▶ **GIVEN INSTRUCTION**
Rewrite the material below with "Kč" swapped for "CZK" everywhere and nothing else changed. Omit the pictures from your answer.

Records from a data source
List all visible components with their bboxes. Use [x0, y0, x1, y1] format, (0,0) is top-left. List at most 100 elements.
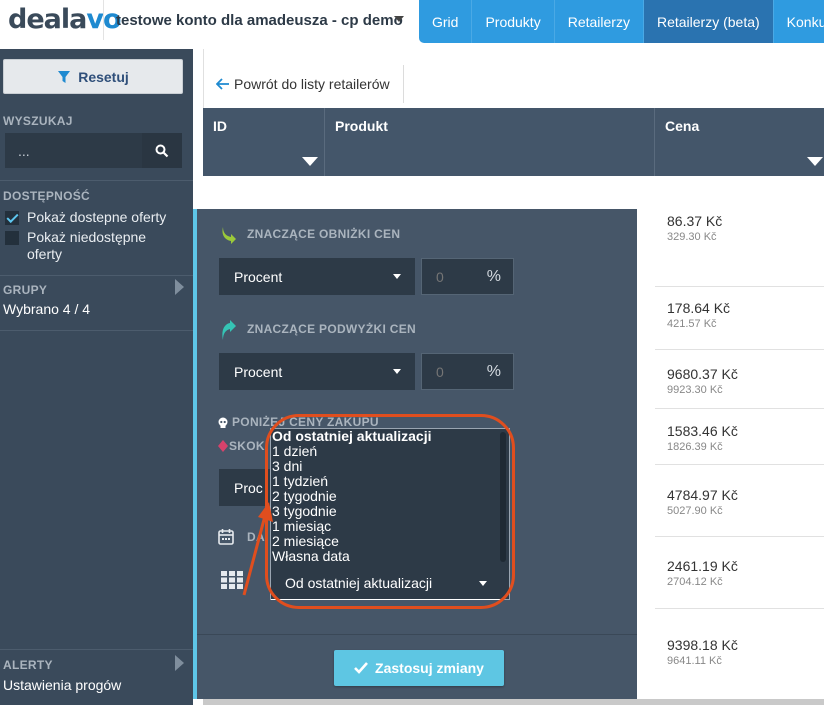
alert-icon	[218, 440, 228, 452]
filter-icon	[58, 70, 71, 83]
date-option[interactable]: 2 tygodnie	[271, 489, 509, 504]
show-unavailable-checkbox[interactable]: Pokaż niedostępne oferty	[5, 229, 167, 263]
date-range-dropdown[interactable]: Od ostatniej aktualizacji 1 dzień 3 dni …	[270, 428, 510, 600]
percent-unit: %	[486, 268, 501, 285]
date-option[interactable]: 3 dni	[271, 459, 509, 474]
search-section-label: WYSZUKAJ	[3, 114, 73, 128]
jumps-label: SKOK	[229, 439, 265, 453]
show-available-checkbox[interactable]: Pokaż dostepne oferty	[5, 209, 167, 226]
main-nav: Grid Produkty Retailerzy Retailerzy (bet…	[419, 0, 824, 43]
grid-icon	[221, 571, 243, 589]
check-icon	[354, 662, 369, 674]
table-row[interactable]: 4784.97 Kč 5027.90 Kč	[655, 464, 824, 536]
price-raises-threshold: %	[421, 353, 514, 390]
date-option[interactable]: 1 tydzień	[271, 474, 509, 489]
below-purchase-price-label: PONIŻEJ CENY ZAKUPU	[232, 415, 379, 429]
column-header-label: ID	[213, 118, 227, 134]
reset-filters-button[interactable]: Resetuj	[3, 59, 183, 94]
select-value: Proc	[234, 479, 263, 496]
back-to-retailers-link[interactable]: Powrót do listy retailerów	[216, 76, 390, 92]
table-row[interactable]: 86.37 Kč 329.30 Kč	[655, 200, 824, 243]
select-value: Procent	[234, 363, 283, 380]
price-drops-mode-select[interactable]: Procent	[219, 258, 415, 295]
date-option[interactable]: 2 miesiące	[271, 534, 509, 549]
previous-price-value: 421.57 Kč	[667, 318, 717, 330]
table-row[interactable]: 9398.18 Kč 9641.11 Kč	[655, 608, 824, 699]
tab-produkty[interactable]: Produkty	[472, 0, 555, 43]
horizontal-scrollbar[interactable]	[203, 699, 824, 705]
price-value: 4784.97 Kč	[667, 487, 738, 503]
toolbar-divider	[403, 65, 404, 103]
table-row[interactable]: 2461.19 Kč 2704.12 Kč	[655, 536, 824, 608]
price-raises-value-input[interactable]	[422, 354, 482, 389]
column-header-id[interactable]: ID	[203, 108, 325, 176]
date-option[interactable]: 3 tygodnie	[271, 504, 509, 519]
content-toolbar: Powrót do listy retailerów	[203, 49, 824, 108]
apply-changes-button[interactable]: Zastosuj zmiany	[334, 650, 504, 686]
sidebar-divider	[0, 330, 193, 331]
table-row[interactable]: 9680.37 Kč 9923.30 Kč	[655, 349, 824, 408]
price-value: 9398.18 Kč	[667, 637, 738, 653]
column-header-price[interactable]: Cena	[655, 108, 824, 176]
column-header-label: Produkt	[335, 118, 388, 134]
price-raises-mode-select[interactable]: Procent	[219, 353, 415, 390]
sidebar-divider	[0, 180, 193, 181]
filter-sidebar: Resetuj WYSZUKAJ DOSTĘPNOŚĆ Pokaż dostep…	[0, 49, 193, 705]
table-row[interactable]: 1583.46 Kč 1826.39 Kč	[655, 408, 824, 464]
column-header-label: Cena	[665, 118, 700, 134]
sort-arrow-icon[interactable]	[807, 157, 823, 166]
select-value: Od ostatniej aktualizacji	[285, 574, 433, 591]
price-value: 9680.37 Kč	[667, 366, 738, 382]
tab-konkurencja[interactable]: Konkur	[774, 0, 824, 43]
search-button[interactable]	[142, 133, 182, 168]
column-header-product[interactable]: Produkt	[325, 108, 655, 176]
date-option[interactable]: 1 dzień	[271, 444, 509, 459]
show-unavailable-label: Pokaż niedostępne oferty	[27, 229, 147, 262]
sort-arrow-icon[interactable]	[302, 157, 318, 166]
previous-price-value: 329.30 Kč	[667, 231, 717, 243]
sidebar-divider	[0, 649, 193, 650]
previous-price-value: 9923.30 Kč	[667, 384, 723, 396]
price-drops-value-input[interactable]	[422, 259, 482, 294]
groups-section-label: GRUPY	[3, 283, 48, 297]
caret-down-icon	[479, 581, 487, 586]
price-value: 86.37 Kč	[667, 213, 723, 229]
availability-section-label: DOSTĘPNOŚĆ	[3, 189, 91, 203]
tab-retailerzy[interactable]: Retailerzy	[555, 0, 644, 43]
alerts-section-label: ALERTY	[3, 658, 53, 672]
tab-grid[interactable]: Grid	[419, 0, 473, 43]
trend-up-icon	[222, 320, 236, 340]
date-range-select[interactable]: Od ostatniej aktualizacji	[271, 566, 501, 600]
search-input[interactable]	[5, 133, 142, 168]
logo-text: deala	[8, 4, 87, 35]
account-switcher[interactable]: testowe konto dla amadeusza - cp demo	[103, 0, 418, 40]
percent-unit: %	[486, 363, 501, 380]
arrow-left-icon	[216, 78, 229, 90]
date-option[interactable]: Od ostatniej aktualizacji	[271, 429, 509, 444]
table-row[interactable]: 178.64 Kč 421.57 Kč	[655, 286, 824, 350]
price-value: 2461.19 Kč	[667, 558, 738, 574]
trend-down-icon	[222, 227, 236, 244]
caret-down-icon	[393, 274, 401, 279]
account-name: testowe konto dla amadeusza - cp demo	[116, 11, 403, 29]
skull-icon	[218, 417, 228, 428]
show-available-label: Pokaż dostepne oferty	[27, 209, 167, 225]
caret-down-icon	[393, 369, 401, 374]
price-value: 1583.46 Kč	[667, 423, 738, 439]
alerts-value[interactable]: Ustawienia progów	[3, 677, 121, 693]
tab-retailerzy-beta[interactable]: Retailerzy (beta)	[643, 0, 774, 43]
dropdown-scrollbar[interactable]	[500, 432, 506, 562]
price-drops-label: ZNACZĄCE OBNIŻKI CEN	[247, 227, 401, 241]
previous-price-value: 9641.11 Kč	[667, 655, 722, 667]
date-option[interactable]: Własna data	[271, 549, 509, 564]
apply-button-label: Zastosuj zmiany	[375, 660, 484, 676]
back-link-label: Powrót do listy retailerów	[234, 76, 390, 92]
previous-price-value: 2704.12 Kč	[667, 576, 723, 588]
table-header: ID Produkt Cena	[203, 108, 824, 176]
reset-button-label: Resetuj	[78, 68, 129, 85]
alerts-expand-icon[interactable]	[175, 655, 184, 671]
price-raises-label: ZNACZĄCE PODWYŻKI CEN	[247, 322, 416, 336]
groups-expand-icon[interactable]	[175, 279, 184, 295]
date-label: DA	[247, 530, 265, 544]
date-option[interactable]: 1 miesiąc	[271, 519, 509, 534]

▶ **COMPLETE OUTPUT**
List all visible components with their bboxes. Use [x0, y0, x1, y1] format, (0,0) is top-left. List at most 100 elements.
alert-icon	[218, 440, 228, 452]
filter-icon	[58, 70, 71, 83]
date-option[interactable]: 2 tygodnie	[271, 489, 509, 504]
show-unavailable-checkbox[interactable]: Pokaż niedostępne oferty	[5, 229, 167, 263]
date-range-dropdown[interactable]: Od ostatniej aktualizacji 1 dzień 3 dni …	[270, 428, 510, 600]
percent-unit: %	[486, 268, 501, 285]
date-option[interactable]: 3 dni	[271, 459, 509, 474]
search-section-label: WYSZUKAJ	[3, 114, 73, 128]
jumps-label: SKOK	[229, 439, 265, 453]
show-available-checkbox[interactable]: Pokaż dostepne oferty	[5, 209, 167, 226]
main-nav: Grid Produkty Retailerzy Retailerzy (bet…	[419, 0, 824, 43]
grid-icon	[221, 571, 243, 589]
check-icon	[354, 662, 369, 674]
table-row[interactable]: 4784.97 CZK 5027.90 CZK	[655, 464, 824, 536]
price-raises-threshold: %	[421, 353, 514, 390]
date-option[interactable]: 1 tydzień	[271, 474, 509, 489]
below-purchase-price-label: PONIŻEJ CENY ZAKUPU	[232, 415, 379, 429]
column-header-label: ID	[213, 118, 227, 134]
reset-filters-button[interactable]: Resetuj	[3, 59, 183, 94]
select-value: Proc	[234, 479, 263, 496]
back-to-retailers-link[interactable]: Powrót do listy retailerów	[216, 76, 390, 92]
table-row[interactable]: 86.37 CZK 329.30 CZK	[655, 200, 824, 243]
select-value: Procent	[234, 363, 283, 380]
price-drops-mode-select[interactable]: Procent	[219, 258, 415, 295]
date-option[interactable]: 2 miesiące	[271, 534, 509, 549]
previous-price-value: 421.57 CZK	[667, 318, 717, 330]
table-row[interactable]: 9398.18 CZK 9641.11 CZK	[655, 608, 824, 699]
tab-produkty[interactable]: Produkty	[472, 0, 555, 43]
horizontal-scrollbar[interactable]	[203, 699, 824, 705]
price-value: 4784.97 CZK	[667, 487, 738, 503]
toolbar-divider	[403, 65, 404, 103]
table-row[interactable]: 2461.19 CZK 2704.12 CZK	[655, 536, 824, 608]
price-raises-value-input[interactable]	[422, 354, 482, 389]
column-header-id[interactable]: ID	[203, 108, 325, 176]
date-option[interactable]: 3 tygodnie	[271, 504, 509, 519]
content-toolbar: Powrót do listy retailerów	[203, 49, 824, 108]
apply-changes-button[interactable]: Zastosuj zmiany	[334, 650, 504, 686]
sidebar-divider	[0, 330, 193, 331]
table-row[interactable]: 9680.37 CZK 9923.30 CZK	[655, 349, 824, 408]
price-value: 9398.18 CZK	[667, 637, 738, 653]
column-header-price[interactable]: Cena	[655, 108, 824, 176]
column-header-label: Produkt	[335, 118, 388, 134]
price-raises-mode-select[interactable]: Procent	[219, 353, 415, 390]
sidebar-divider	[0, 180, 193, 181]
filter-sidebar: Resetuj WYSZUKAJ DOSTĘPNOŚĆ Pokaż dostep…	[0, 49, 193, 705]
table-row[interactable]: 1583.46 CZK 1826.39 CZK	[655, 408, 824, 464]
column-header-label: Cena	[665, 118, 700, 134]
sort-arrow-icon[interactable]	[807, 157, 823, 166]
select-value: Od ostatniej aktualizacji	[285, 574, 433, 591]
price-value: 9680.37 CZK	[667, 366, 738, 382]
tab-konkurencja[interactable]: Konkur	[774, 0, 824, 43]
search-button[interactable]	[142, 133, 182, 168]
column-header-product[interactable]: Produkt	[325, 108, 655, 176]
date-option[interactable]: 1 dzień	[271, 444, 509, 459]
show-unavailable-label: Pokaż niedostępne oferty	[27, 229, 147, 262]
sort-arrow-icon[interactable]	[302, 157, 318, 166]
previous-price-value: 329.30 CZK	[667, 231, 717, 243]
sidebar-divider	[0, 649, 193, 650]
previous-price-value: 9923.30 CZK	[667, 384, 723, 396]
price-drops-value-input[interactable]	[422, 259, 482, 294]
groups-section-label: GRUPY	[3, 283, 48, 297]
caret-down-icon	[479, 581, 487, 586]
price-value: 86.37 CZK	[667, 213, 723, 229]
availability-section-label: DOSTĘPNOŚĆ	[3, 189, 91, 203]
tab-retailerzy[interactable]: Retailerzy	[555, 0, 644, 43]
alerts-section-label: ALERTY	[3, 658, 53, 672]
tab-grid[interactable]: Grid	[419, 0, 473, 43]
trend-up-icon	[222, 320, 236, 340]
date-range-select[interactable]: Od ostatniej aktualizacji	[271, 566, 501, 600]
search-input[interactable]	[5, 133, 142, 168]
logo-text: deala	[8, 4, 87, 35]
account-switcher[interactable]: testowe konto dla amadeusza - cp demo	[103, 0, 418, 40]
percent-unit: %	[486, 363, 501, 380]
arrow-left-icon	[216, 78, 229, 90]
date-option[interactable]: Od ostatniej aktualizacji	[271, 429, 509, 444]
table-row[interactable]: 178.64 CZK 421.57 CZK	[655, 286, 824, 350]
price-value: 2461.19 CZK	[667, 558, 738, 574]
trend-down-icon	[222, 227, 236, 244]
caret-down-icon	[393, 274, 401, 279]
account-name: testowe konto dla amadeusza - cp demo	[116, 11, 403, 29]
skull-icon	[218, 417, 228, 428]
show-available-label: Pokaż dostepne oferty	[27, 209, 167, 225]
caret-down-icon	[393, 369, 401, 374]
price-value: 1583.46 CZK	[667, 423, 738, 439]
alerts-value[interactable]: Ustawienia progów	[3, 677, 121, 693]
tab-retailerzy-beta[interactable]: Retailerzy (beta)	[643, 0, 774, 43]
dropdown-scrollbar[interactable]	[500, 432, 506, 562]
price-drops-label: ZNACZĄCE OBNIŻKI CEN	[247, 227, 401, 241]
previous-price-value: 9641.11 CZK	[667, 655, 722, 667]
date-option[interactable]: Własna data	[271, 549, 509, 564]
apply-button-label: Zastosuj zmiany	[375, 660, 484, 676]
back-link-label: Powrót do listy retailerów	[234, 76, 390, 92]
previous-price-value: 2704.12 CZK	[667, 576, 723, 588]
table-header: ID Produkt Cena	[203, 108, 824, 176]
reset-button-label: Resetuj	[78, 68, 129, 85]
alerts-expand-icon[interactable]	[175, 655, 184, 671]
price-raises-label: ZNACZĄCE PODWYŻKI CEN	[247, 322, 416, 336]
groups-expand-icon[interactable]	[175, 279, 184, 295]
date-label: DA	[247, 530, 265, 544]
date-option[interactable]: 1 miesiąc	[271, 519, 509, 534]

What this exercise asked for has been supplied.